EXERCISE TASK: Quote, verbatim, all material below, without pictures.

DATA IN THIS EXERCISE:
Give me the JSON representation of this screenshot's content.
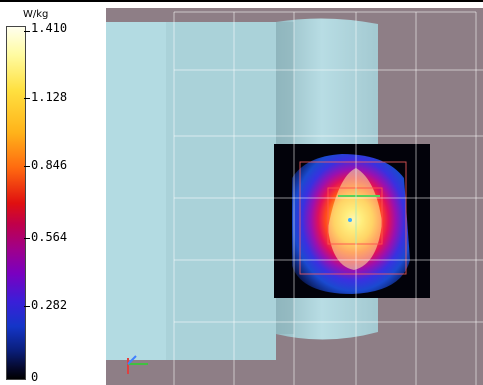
{
  "colorbar": {
    "unit": "W/kg",
    "labels": [
      "1.410",
      "1.128",
      "0.846",
      "0.564",
      "0.282",
      "0"
    ]
  },
  "viewport": {
    "background_color": "#8e7e86",
    "phantom_color": "#a8d0d8",
    "sar_peak_color": "#ffff80"
  }
}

THE RESULT:
Give me the JSON representation of this screenshot's content.
{
  "colorbar": {
    "unit": "W/kg",
    "labels": [
      "1.410",
      "1.128",
      "0.846",
      "0.564",
      "0.282",
      "0"
    ]
  },
  "viewport": {
    "background_color": "#8e7e86",
    "phantom_color": "#a8d0d8",
    "sar_peak_color": "#ffff80"
  }
}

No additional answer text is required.